-------- DATA SHOWN --------

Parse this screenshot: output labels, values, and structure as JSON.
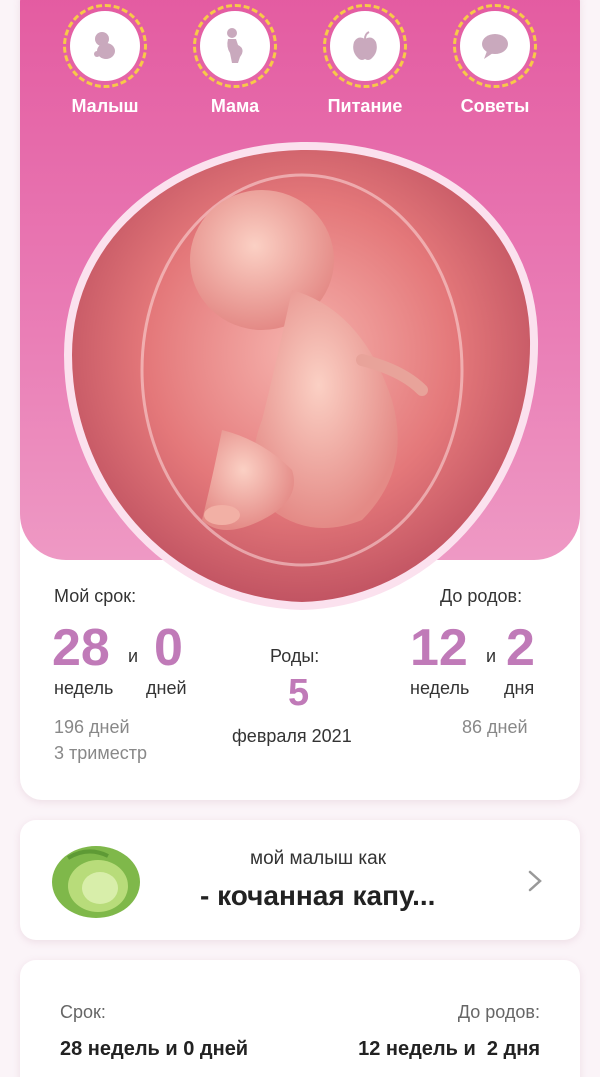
{
  "nav": [
    {
      "label": "Малыш",
      "icon": "baby-icon"
    },
    {
      "label": "Мама",
      "icon": "pregnant-woman-icon"
    },
    {
      "label": "Питание",
      "icon": "apple-icon"
    },
    {
      "label": "Советы",
      "icon": "speech-bubble-icon"
    }
  ],
  "stats": {
    "my_term_label": "Мой срок:",
    "weeks": "28",
    "and1": "и",
    "days": "0",
    "weeks_unit": "недель",
    "days_unit": "дней",
    "total_days": "196 дней",
    "trimester": "3 триместр",
    "birth_label": "Роды:",
    "birth_day": "5",
    "birth_month_year": "февраля 2021",
    "to_birth_label": "До родов:",
    "left_weeks": "12",
    "and2": "и",
    "left_days": "2",
    "left_weeks_unit": "недель",
    "left_days_unit": "дня",
    "left_total_days": "86 дней"
  },
  "baby_size": {
    "caption": "мой малыш как",
    "value": "- кочанная капу...",
    "icon": "cabbage-icon"
  },
  "term_card": {
    "term_label": "Срок:",
    "term_value": "28 недель и 0 дней",
    "to_birth_label": "До родов:",
    "to_birth_value": "12 недель и  2 дня"
  },
  "colors": {
    "pink": "#e35aa0",
    "accent_number": "#c07ab8",
    "nav_ring": "#f7c948"
  }
}
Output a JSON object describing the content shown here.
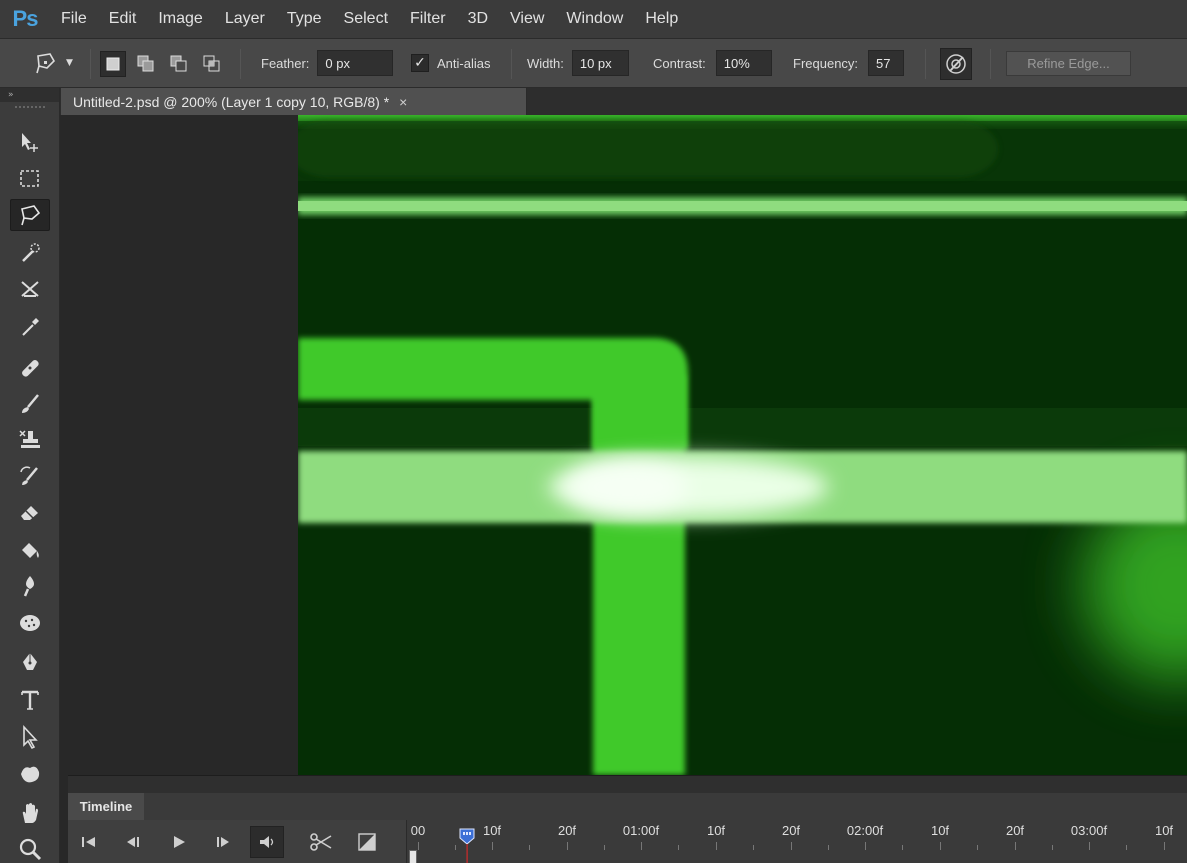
{
  "app": {
    "logo": "Ps"
  },
  "menu": [
    "File",
    "Edit",
    "Image",
    "Layer",
    "Type",
    "Select",
    "Filter",
    "3D",
    "View",
    "Window",
    "Help"
  ],
  "options": {
    "tool_icon": "magnetic-lasso-icon",
    "feather_label": "Feather:",
    "feather_value": "0 px",
    "antialias_label": "Anti-alias",
    "antialias_checked": true,
    "width_label": "Width:",
    "width_value": "10 px",
    "contrast_label": "Contrast:",
    "contrast_value": "10%",
    "frequency_label": "Frequency:",
    "frequency_value": "57",
    "refine_edge_label": "Refine Edge..."
  },
  "toolpanel": {
    "collapse_label": "»"
  },
  "document": {
    "tab_title": "Untitled-2.psd @ 200% (Layer 1 copy 10, RGB/8) *",
    "close_glyph": "×"
  },
  "timeline": {
    "tab_label": "Timeline",
    "ruler_labels": [
      "00",
      "10f",
      "20f",
      "01:00f",
      "10f",
      "20f",
      "02:00f",
      "10f",
      "20f",
      "03:00f",
      "10f"
    ],
    "current_frame": "10f"
  },
  "colors": {
    "canvas_dark_green": "#052e05",
    "bright_green": "#3fc92b",
    "light_green_band": "#8fdc7f",
    "playhead_blue": "#3b6fd6",
    "playhead_red": "#d12a2a"
  }
}
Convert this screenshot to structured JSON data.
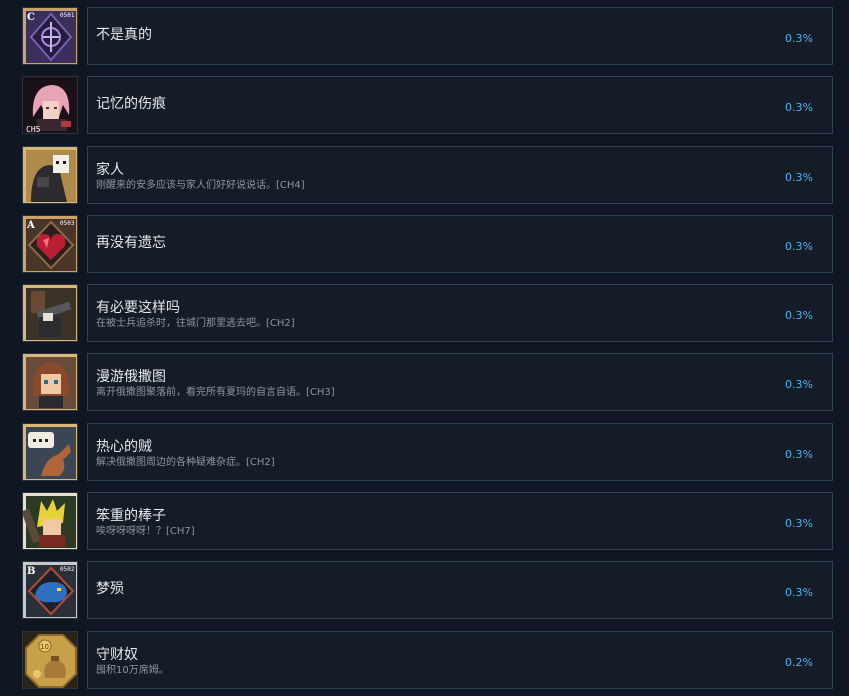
{
  "achievements": [
    {
      "title": "不是真的",
      "description": "",
      "percent": "0.3%",
      "icon": "purple-crest-icon",
      "badge": "C",
      "code": "0501"
    },
    {
      "title": "记忆的伤痕",
      "description": "",
      "percent": "0.3%",
      "icon": "pink-hair-portrait-icon",
      "tag": "CH5"
    },
    {
      "title": "家人",
      "description": "刚醒来的安多应该与家人们好好说说话。[CH4]",
      "percent": "0.3%",
      "icon": "hooded-skull-icon"
    },
    {
      "title": "再没有遗忘",
      "description": "",
      "percent": "0.3%",
      "icon": "red-heart-crystal-icon",
      "badge": "A",
      "code": "0503"
    },
    {
      "title": "有必要这样吗",
      "description": "在被士兵追杀时，往城门那里逃去吧。[CH2]",
      "percent": "0.3%",
      "icon": "cannon-figure-icon"
    },
    {
      "title": "漫游俄撒图",
      "description": "离开俄撒图聚落前，看完所有夏玛的自言自语。[CH3]",
      "percent": "0.3%",
      "icon": "brown-hair-girl-icon"
    },
    {
      "title": "热心的贼",
      "description": "解决俄撒图周边的各种疑难杂症。[CH2]",
      "percent": "0.3%",
      "icon": "speech-bubble-lizard-icon"
    },
    {
      "title": "笨重的棒子",
      "description": "唉呀呀呀呀！？[CH7]",
      "percent": "0.3%",
      "icon": "blonde-warrior-icon"
    },
    {
      "title": "梦殒",
      "description": "",
      "percent": "0.3%",
      "icon": "blue-beast-crest-icon",
      "badge": "B",
      "code": "0502"
    },
    {
      "title": "守财奴",
      "description": "囤积10万席姆。",
      "percent": "0.2%",
      "icon": "gold-coin-bag-icon",
      "coin": "10"
    }
  ]
}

--------

_REQUIRED TASK_
Leave out the pictures and give the listing above again exactly.

_WORKED SOLUTION_
Parse this screenshot: output labels, values, and structure as JSON.
{
  "nav": [
    {
      "label": "Малыш",
      "icon": "baby-icon"
    },
    {
      "label": "Мама",
      "icon": "pregnant-woman-icon"
    },
    {
      "label": "Питание",
      "icon": "apple-icon"
    },
    {
      "label": "Советы",
      "icon": "speech-bubble-icon"
    }
  ],
  "stats": {
    "my_term_label": "Мой срок:",
    "weeks": "28",
    "and1": "и",
    "days": "0",
    "weeks_unit": "недель",
    "days_unit": "дней",
    "total_days": "196 дней",
    "trimester": "3 триместр",
    "birth_label": "Роды:",
    "birth_day": "5",
    "birth_month_year": "февраля 2021",
    "to_birth_label": "До родов:",
    "left_weeks": "12",
    "and2": "и",
    "left_days": "2",
    "left_weeks_unit": "недель",
    "left_days_unit": "дня",
    "left_total_days": "86 дней"
  },
  "baby_size": {
    "caption": "мой малыш как",
    "value": "- кочанная капу...",
    "icon": "cabbage-icon"
  },
  "term_card": {
    "term_label": "Срок:",
    "term_value": "28 недель и 0 дней",
    "to_birth_label": "До родов:",
    "to_birth_value": "12 недель и  2 дня"
  },
  "colors": {
    "pink": "#e35aa0",
    "accent_number": "#c07ab8",
    "nav_ring": "#f7c948"
  }
}
Output a JSON object describing the content shown here.
{
  "app": {
    "logo": "Ps"
  },
  "menu": [
    "File",
    "Edit",
    "Image",
    "Layer",
    "Type",
    "Select",
    "Filter",
    "3D",
    "View",
    "Window",
    "Help"
  ],
  "options": {
    "tool_icon": "magnetic-lasso-icon",
    "feather_label": "Feather:",
    "feather_value": "0 px",
    "antialias_label": "Anti-alias",
    "antialias_checked": true,
    "width_label": "Width:",
    "width_value": "10 px",
    "contrast_label": "Contrast:",
    "contrast_value": "10%",
    "frequency_label": "Frequency:",
    "frequency_value": "57",
    "refine_edge_label": "Refine Edge..."
  },
  "toolpanel": {
    "collapse_label": "»"
  },
  "document": {
    "tab_title": "Untitled-2.psd @ 200% (Layer 1 copy 10, RGB/8) *",
    "close_glyph": "×"
  },
  "timeline": {
    "tab_label": "Timeline",
    "ruler_labels": [
      "00",
      "10f",
      "20f",
      "01:00f",
      "10f",
      "20f",
      "02:00f",
      "10f",
      "20f",
      "03:00f",
      "10f"
    ],
    "current_frame": "10f"
  },
  "colors": {
    "canvas_dark_green": "#052e05",
    "bright_green": "#3fc92b",
    "light_green_band": "#8fdc7f",
    "playhead_blue": "#3b6fd6",
    "playhead_red": "#d12a2a"
  }
}
Convert this screenshot to structured JSON data.
{
  "achievements": [
    {
      "title": "不是真的",
      "description": "",
      "percent": "0.3%",
      "icon": "purple-crest-icon",
      "badge": "C",
      "code": "0501"
    },
    {
      "title": "记忆的伤痕",
      "description": "",
      "percent": "0.3%",
      "icon": "pink-hair-portrait-icon",
      "tag": "CH5"
    },
    {
      "title": "家人",
      "description": "刚醒来的安多应该与家人们好好说说话。[CH4]",
      "percent": "0.3%",
      "icon": "hooded-skull-icon"
    },
    {
      "title": "再没有遗忘",
      "description": "",
      "percent": "0.3%",
      "icon": "red-heart-crystal-icon",
      "badge": "A",
      "code": "0503"
    },
    {
      "title": "有必要这样吗",
      "description": "在被士兵追杀时，往城门那里逃去吧。[CH2]",
      "percent": "0.3%",
      "icon": "cannon-figure-icon"
    },
    {
      "title": "漫游俄撒图",
      "description": "离开俄撒图聚落前，看完所有夏玛的自言自语。[CH3]",
      "percent": "0.3%",
      "icon": "brown-hair-girl-icon"
    },
    {
      "title": "热心的贼",
      "description": "解决俄撒图周边的各种疑难杂症。[CH2]",
      "percent": "0.3%",
      "icon": "speech-bubble-lizard-icon"
    },
    {
      "title": "笨重的棒子",
      "description": "唉呀呀呀呀！？[CH7]",
      "percent": "0.3%",
      "icon": "blonde-warrior-icon"
    },
    {
      "title": "梦殒",
      "description": "",
      "percent": "0.3%",
      "icon": "blue-beast-crest-icon",
      "badge": "B",
      "code": "0502"
    },
    {
      "title": "守财奴",
      "description": "囤积10万席姆。",
      "percent": "0.2%",
      "icon": "gold-coin-bag-icon",
      "coin": "10"
    }
  ]
}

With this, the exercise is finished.